» **What you are asked to do**
Pull every line containing "ylabel" from the entries.

» **Dataset listings of figures**
[start]
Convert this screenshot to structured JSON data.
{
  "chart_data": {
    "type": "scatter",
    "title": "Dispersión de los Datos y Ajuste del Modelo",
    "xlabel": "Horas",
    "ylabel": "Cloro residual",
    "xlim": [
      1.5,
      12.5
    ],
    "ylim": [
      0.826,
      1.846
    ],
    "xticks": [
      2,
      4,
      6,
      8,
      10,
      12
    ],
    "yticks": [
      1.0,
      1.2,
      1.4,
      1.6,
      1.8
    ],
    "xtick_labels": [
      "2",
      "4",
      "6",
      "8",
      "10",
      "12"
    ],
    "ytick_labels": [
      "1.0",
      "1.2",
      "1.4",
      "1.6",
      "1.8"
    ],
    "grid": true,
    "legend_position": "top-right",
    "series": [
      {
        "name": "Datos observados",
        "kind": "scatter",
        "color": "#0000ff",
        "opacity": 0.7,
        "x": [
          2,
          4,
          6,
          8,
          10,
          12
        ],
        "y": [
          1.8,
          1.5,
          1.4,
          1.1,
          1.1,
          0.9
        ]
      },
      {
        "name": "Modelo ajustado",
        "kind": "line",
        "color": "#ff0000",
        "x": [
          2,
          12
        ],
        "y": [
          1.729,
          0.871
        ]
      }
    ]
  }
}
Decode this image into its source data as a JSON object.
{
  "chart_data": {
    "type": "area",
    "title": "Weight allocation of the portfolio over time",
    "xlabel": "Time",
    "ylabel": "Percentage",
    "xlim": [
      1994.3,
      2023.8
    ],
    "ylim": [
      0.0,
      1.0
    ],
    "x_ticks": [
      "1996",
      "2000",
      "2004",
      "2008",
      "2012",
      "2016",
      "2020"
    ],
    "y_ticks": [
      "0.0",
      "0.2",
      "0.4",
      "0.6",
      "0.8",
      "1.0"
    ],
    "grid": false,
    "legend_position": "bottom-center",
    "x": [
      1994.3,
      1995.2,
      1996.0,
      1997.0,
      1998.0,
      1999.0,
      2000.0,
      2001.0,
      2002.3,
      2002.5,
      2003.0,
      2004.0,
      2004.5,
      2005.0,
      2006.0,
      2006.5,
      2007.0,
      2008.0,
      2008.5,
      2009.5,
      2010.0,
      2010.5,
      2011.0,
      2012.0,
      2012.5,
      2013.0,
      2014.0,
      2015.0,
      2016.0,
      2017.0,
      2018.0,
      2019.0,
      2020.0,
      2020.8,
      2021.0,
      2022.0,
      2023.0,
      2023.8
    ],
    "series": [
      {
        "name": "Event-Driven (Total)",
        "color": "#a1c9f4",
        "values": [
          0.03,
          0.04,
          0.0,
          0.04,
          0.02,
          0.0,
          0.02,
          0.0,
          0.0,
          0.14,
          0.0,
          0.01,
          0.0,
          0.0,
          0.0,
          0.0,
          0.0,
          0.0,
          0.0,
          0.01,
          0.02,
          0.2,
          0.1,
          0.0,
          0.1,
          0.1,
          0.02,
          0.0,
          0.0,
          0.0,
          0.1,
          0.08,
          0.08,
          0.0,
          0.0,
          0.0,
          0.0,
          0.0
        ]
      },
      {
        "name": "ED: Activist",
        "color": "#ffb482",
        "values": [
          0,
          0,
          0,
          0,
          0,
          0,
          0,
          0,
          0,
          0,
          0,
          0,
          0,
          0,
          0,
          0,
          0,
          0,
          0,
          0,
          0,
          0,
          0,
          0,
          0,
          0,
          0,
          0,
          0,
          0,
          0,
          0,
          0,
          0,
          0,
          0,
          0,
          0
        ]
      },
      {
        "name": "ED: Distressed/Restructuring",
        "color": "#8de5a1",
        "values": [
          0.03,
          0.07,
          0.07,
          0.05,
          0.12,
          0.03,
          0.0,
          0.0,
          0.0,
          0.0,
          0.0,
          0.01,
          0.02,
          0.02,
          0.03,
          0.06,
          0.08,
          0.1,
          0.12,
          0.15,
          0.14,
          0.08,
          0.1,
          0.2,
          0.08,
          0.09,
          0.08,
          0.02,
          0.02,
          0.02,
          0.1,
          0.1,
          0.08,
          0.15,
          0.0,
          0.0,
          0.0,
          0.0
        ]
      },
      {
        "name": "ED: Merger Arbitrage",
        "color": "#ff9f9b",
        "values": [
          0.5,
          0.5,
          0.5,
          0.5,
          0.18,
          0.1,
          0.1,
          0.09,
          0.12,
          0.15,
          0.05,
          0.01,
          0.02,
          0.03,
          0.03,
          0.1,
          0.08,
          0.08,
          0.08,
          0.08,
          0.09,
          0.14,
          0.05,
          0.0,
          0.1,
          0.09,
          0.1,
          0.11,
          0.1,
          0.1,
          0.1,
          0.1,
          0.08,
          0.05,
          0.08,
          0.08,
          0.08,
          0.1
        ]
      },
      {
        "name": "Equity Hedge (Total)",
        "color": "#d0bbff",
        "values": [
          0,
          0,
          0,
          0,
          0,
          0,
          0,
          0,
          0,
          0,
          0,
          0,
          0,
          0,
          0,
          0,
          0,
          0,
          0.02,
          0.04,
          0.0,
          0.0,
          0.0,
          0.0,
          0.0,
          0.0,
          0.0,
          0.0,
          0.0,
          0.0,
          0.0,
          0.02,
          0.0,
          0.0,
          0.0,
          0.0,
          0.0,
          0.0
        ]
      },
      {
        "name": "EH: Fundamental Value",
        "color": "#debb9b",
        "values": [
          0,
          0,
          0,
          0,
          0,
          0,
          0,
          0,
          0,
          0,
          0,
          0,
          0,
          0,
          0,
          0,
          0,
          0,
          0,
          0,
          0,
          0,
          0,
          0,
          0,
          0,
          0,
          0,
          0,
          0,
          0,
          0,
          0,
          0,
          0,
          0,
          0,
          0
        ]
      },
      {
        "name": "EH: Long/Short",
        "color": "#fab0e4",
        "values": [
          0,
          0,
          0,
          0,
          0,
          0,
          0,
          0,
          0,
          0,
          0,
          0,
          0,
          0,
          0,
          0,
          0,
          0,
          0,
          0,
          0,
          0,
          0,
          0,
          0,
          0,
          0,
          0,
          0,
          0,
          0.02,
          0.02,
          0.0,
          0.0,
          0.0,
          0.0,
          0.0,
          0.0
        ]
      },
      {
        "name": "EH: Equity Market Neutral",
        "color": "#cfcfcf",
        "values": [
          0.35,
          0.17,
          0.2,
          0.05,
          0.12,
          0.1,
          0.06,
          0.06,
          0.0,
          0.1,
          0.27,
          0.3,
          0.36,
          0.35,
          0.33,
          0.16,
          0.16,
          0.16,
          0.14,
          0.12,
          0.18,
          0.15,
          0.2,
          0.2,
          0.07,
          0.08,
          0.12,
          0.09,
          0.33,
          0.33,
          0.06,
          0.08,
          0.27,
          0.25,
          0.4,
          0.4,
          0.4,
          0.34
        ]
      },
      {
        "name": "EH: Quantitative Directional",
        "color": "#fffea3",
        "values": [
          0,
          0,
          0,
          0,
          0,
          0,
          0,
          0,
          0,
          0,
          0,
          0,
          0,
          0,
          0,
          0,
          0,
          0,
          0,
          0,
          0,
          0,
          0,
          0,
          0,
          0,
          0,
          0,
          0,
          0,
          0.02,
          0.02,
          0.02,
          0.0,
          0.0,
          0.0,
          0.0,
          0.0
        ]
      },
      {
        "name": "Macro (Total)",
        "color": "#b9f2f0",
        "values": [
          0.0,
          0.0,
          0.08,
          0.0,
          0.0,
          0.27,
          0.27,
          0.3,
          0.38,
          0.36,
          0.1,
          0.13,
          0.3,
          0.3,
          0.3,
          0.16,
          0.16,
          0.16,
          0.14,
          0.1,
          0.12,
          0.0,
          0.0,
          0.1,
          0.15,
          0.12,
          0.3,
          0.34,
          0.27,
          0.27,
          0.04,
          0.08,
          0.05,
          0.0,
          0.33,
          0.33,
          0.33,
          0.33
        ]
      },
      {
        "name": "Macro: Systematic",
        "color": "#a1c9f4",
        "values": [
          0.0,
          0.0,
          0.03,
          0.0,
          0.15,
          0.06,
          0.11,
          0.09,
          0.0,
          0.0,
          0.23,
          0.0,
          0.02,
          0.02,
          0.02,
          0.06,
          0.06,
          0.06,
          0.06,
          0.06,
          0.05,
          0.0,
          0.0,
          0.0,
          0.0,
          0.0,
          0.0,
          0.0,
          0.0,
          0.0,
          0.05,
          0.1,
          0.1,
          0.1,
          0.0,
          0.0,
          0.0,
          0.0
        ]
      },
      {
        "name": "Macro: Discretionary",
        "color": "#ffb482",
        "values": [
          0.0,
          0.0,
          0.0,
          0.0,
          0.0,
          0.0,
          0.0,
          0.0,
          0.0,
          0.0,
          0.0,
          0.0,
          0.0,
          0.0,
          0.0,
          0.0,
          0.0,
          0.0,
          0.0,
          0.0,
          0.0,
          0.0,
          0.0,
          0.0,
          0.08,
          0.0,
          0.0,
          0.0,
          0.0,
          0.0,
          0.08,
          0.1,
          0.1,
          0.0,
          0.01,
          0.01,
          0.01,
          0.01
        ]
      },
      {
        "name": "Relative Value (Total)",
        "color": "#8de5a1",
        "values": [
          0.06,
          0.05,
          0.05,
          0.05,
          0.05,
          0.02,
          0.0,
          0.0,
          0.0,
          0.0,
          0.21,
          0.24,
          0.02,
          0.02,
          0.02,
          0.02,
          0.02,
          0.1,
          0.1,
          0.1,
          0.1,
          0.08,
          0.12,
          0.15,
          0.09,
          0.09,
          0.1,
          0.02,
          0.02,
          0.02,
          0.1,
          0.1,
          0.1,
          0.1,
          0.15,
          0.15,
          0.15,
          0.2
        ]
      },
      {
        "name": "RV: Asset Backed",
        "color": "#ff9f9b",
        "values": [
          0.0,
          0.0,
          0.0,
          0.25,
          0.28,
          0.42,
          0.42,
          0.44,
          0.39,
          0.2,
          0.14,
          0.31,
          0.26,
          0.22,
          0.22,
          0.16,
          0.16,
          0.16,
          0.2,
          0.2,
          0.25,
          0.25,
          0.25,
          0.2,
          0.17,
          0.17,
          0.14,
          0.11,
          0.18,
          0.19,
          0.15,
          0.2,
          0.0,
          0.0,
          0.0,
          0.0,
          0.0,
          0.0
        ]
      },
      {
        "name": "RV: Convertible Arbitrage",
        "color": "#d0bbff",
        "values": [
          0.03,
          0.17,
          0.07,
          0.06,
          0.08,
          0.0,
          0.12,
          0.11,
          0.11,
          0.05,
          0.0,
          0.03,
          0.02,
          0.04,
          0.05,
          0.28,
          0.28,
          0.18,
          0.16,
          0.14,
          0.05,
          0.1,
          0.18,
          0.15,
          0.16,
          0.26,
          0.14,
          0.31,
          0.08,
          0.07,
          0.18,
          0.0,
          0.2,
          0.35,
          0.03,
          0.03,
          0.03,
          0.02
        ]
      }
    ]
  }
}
[end]
» **Response below**
    "ylabel": "Cloro residual",
    "ylabel": "Percentage",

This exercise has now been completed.